Excerpt to read:
▼▼▼
1xx Informational Request received, processing
2xx Success Request succeeded
3xx Redirection Further action needed
4xx Client Error Your fault
5xx Server Error Their fault

Common Status Codes

Code Meaning When
200 OK Success Request succeeded
201 Created Created POST created resource
400 Bad Request Client error Malformed request
401 Unauthorized Auth needed Missing credentials
403 Forbidden Denied Not allowed
404 Not Found Missing Resource doesn't exist
429 Too Many Requests Rate limit Slow down!
500 Internal Error Server crash Their fault

Status Code Intuition

First digit = who's to blame: 2xx = OK, 4xx = your fault, 5xx = their fault

if response.status_code == 200:
    data = response.json()       # Success!
elif response.status_code == 404:
    print("Not found")           # Bad ID
elif response.status_code == 429:
    time.sleep(60)               # Rate limited
elif response.status_code >= 500:
    time.sleep(5)                # Server error

Part 6: Response Formats

Same data, different representations

Why Different Formats?
▲▲▲
Given entries:
▼▼▼
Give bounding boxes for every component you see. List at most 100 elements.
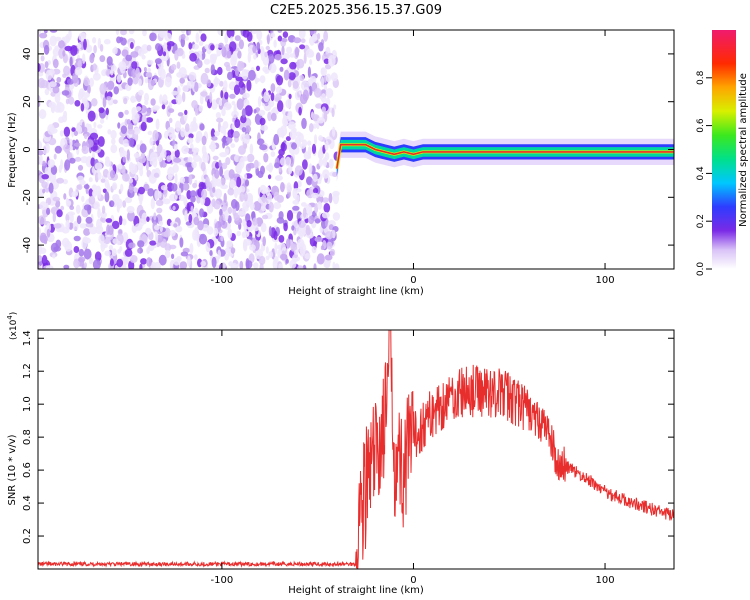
spectrogram-noise-blob: [259, 75, 266, 84]
spectrogram-noise-blob: [178, 67, 187, 78]
spectrogram-noise-blob: [279, 253, 288, 261]
spectrogram-noise-blob: [296, 211, 303, 222]
spectrogram-noise-blob: [283, 222, 288, 232]
spectrogram-noise-blob: [155, 43, 162, 52]
spectrogram-noise-blob: [192, 154, 201, 162]
spectrogram-noise-blob: [325, 88, 334, 99]
spectrogram-noise-blob: [138, 78, 142, 86]
spectrogram-noise-blob: [273, 255, 279, 264]
spectrogram-noise-blob: [78, 91, 83, 101]
spectrogram-noise-blob: [38, 255, 43, 262]
spectrogram-noise-blob: [92, 259, 101, 269]
spectrogram-noise-blob: [38, 215, 46, 225]
spectrogram-x-ticks: -100 0 100: [211, 30, 615, 286]
spectrogram-noise-blob: [64, 159, 71, 171]
spectrogram-noise-blob: [174, 149, 180, 158]
spectrogram-noise-blob: [253, 109, 257, 114]
spectrogram-noise-blob: [100, 178, 106, 183]
spectrogram-x-tick-label: -100: [211, 275, 234, 286]
spectrogram-noise-blob: [39, 32, 48, 39]
spectrogram-noise-blob: [314, 218, 321, 224]
spectrogram-noise-blob: [92, 63, 97, 71]
spectrogram-noise-blob: [187, 137, 194, 144]
spectrogram-noise-blob: [111, 248, 117, 257]
spectrogram-noise-blob: [325, 73, 332, 83]
spectrogram-noise-blob: [83, 133, 88, 140]
spectrogram-noise-blob: [324, 140, 329, 151]
spectrogram-noise-blob: [309, 123, 314, 133]
spectrogram-noise-blob: [274, 53, 282, 61]
spectrogram-noise-blob: [244, 133, 250, 145]
spectrogram-noise-blob: [85, 222, 94, 228]
spectrogram-noise-blob: [159, 68, 166, 80]
spectrogram-noise-blob: [162, 51, 167, 57]
spectrogram-noise-blob: [97, 136, 105, 147]
spectrogram-noise-blob: [230, 247, 236, 254]
spectrogram-noise-blob: [246, 79, 252, 92]
spectrogram-noise-blob: [88, 177, 93, 183]
spectrogram-noise-blob: [136, 94, 142, 103]
spectrogram-noise-blob: [120, 125, 127, 134]
spectrogram-noise-blob: [94, 251, 102, 262]
spectrogram-noise-blob: [69, 205, 75, 210]
spectrogram-noise-blob: [44, 88, 50, 96]
spectrogram-noise-blob: [87, 84, 91, 95]
spectrogram-noise-blob: [48, 81, 57, 88]
spectrogram-noise-blob: [135, 67, 140, 79]
spectrogram-noise-blob: [184, 109, 188, 115]
spectrogram-noise-blob: [277, 35, 283, 42]
spectrogram-noise-blob: [150, 197, 155, 210]
spectrogram-noise-blob: [220, 184, 229, 190]
spectrogram-noise-blob: [146, 247, 151, 254]
spectrogram-noise-blob: [201, 189, 208, 200]
spectrogram-noise-blob: [138, 89, 144, 96]
spectrogram-noise-blob: [204, 67, 210, 74]
spectrogram-noise-blob: [129, 163, 138, 175]
snr-x-label: Height of straight line (km): [288, 585, 424, 596]
spectrogram-noise-blob: [190, 195, 196, 203]
spectrogram-noise-blob: [285, 99, 292, 109]
spectrogram-noise-blob: [147, 67, 152, 73]
spectrogram-noise-blob: [54, 36, 62, 42]
spectrogram-noise-blob: [303, 151, 311, 160]
spectrogram-noise-blob: [88, 195, 96, 205]
spectrogram-noise-blob: [38, 63, 41, 72]
spectrogram-noise-blob: [262, 236, 267, 247]
spectrogram-noise-blob: [180, 127, 186, 138]
spectrogram-noise-blob: [128, 182, 134, 194]
spectrogram-noise-blob: [63, 110, 68, 119]
spectrogram-noise-blob: [302, 207, 307, 218]
spectrogram-noise-blob: [262, 55, 270, 66]
spectrogram-noise-blob: [332, 171, 338, 178]
spectrogram-noise-blob: [55, 199, 61, 208]
spectrogram-noise-blob: [241, 68, 249, 80]
spectrogram-noise-blob: [154, 58, 162, 65]
spectrogram-noise-blob: [214, 131, 220, 137]
spectrogram-noise-blob: [298, 220, 306, 229]
spectrogram-noise-blob: [154, 224, 160, 231]
spectrogram-noise-blob: [45, 69, 53, 81]
spectrogram-noise-blob: [122, 218, 127, 226]
spectrogram-noise-blob: [106, 96, 112, 101]
spectrogram-noise-blob: [235, 76, 244, 82]
colorbar-tick-label: 0.6: [696, 118, 706, 133]
snr-y-tick-label: 0.6: [22, 462, 33, 478]
spectrogram-noise-blob: [105, 107, 110, 116]
spectrogram-noise-blob: [252, 45, 257, 54]
spectrogram-noise-blob: [299, 74, 305, 82]
spectrogram-noise-blob: [194, 81, 199, 93]
spectrogram-noise-blob: [81, 121, 85, 132]
spectrogram-noise-blob: [287, 121, 296, 130]
spectrogram-noise-blob: [284, 117, 288, 127]
spectrogram-noise-blob: [284, 156, 292, 167]
spectrogram-noise-blob: [289, 259, 297, 269]
spectrogram-noise-blob: [74, 156, 82, 162]
spectrogram-noise-blob: [145, 160, 149, 171]
spectrogram-noise-blob: [126, 149, 130, 161]
snr-y-tick-label: 0.8: [22, 429, 33, 445]
spectrogram-noise-blob: [238, 145, 246, 155]
spectrogram-noise-blob: [89, 226, 98, 235]
spectrogram-noise-blob: [304, 253, 311, 260]
spectrogram-noise-blob: [44, 61, 49, 69]
spectrogram-noise-blob: [113, 46, 118, 55]
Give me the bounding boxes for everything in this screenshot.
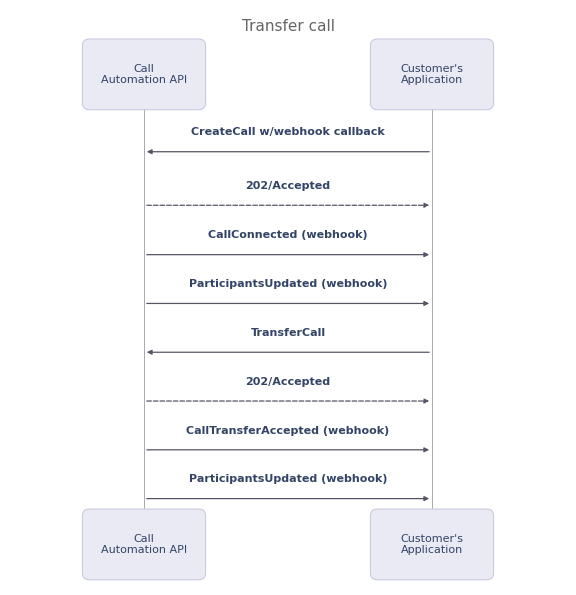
▲▲▲
Set tasks:
1. Copy the HTTP status code excerpt between "Code Meaning When" and "limit Slow down!", inclusive.
2. In the rows, replace "spectrogram-noise-blob" with "spectrogram-artifact" between the lines holding "spectrogram-noise-blob: [259, 75, 266, 84]" and "spectrogram-noise-blob: [283, 222, 288, 232]", inclusive, and give back only those lines with nothing else altered.

Final results:
1.
Code Meaning When
200 OK Success Request succeeded
201 Created Created POST created resource
400 Bad Request Client error Malformed request
401 Unauthorized Auth needed Missing credentials
403 Forbidden Denied Not allowed
404 Not Found Missing Resource doesn't exist
429 Too Many Requests Rate limit Slow down!

2.
spectrogram-artifact: [259, 75, 266, 84]
spectrogram-artifact: [178, 67, 187, 78]
spectrogram-artifact: [279, 253, 288, 261]
spectrogram-artifact: [296, 211, 303, 222]
spectrogram-artifact: [283, 222, 288, 232]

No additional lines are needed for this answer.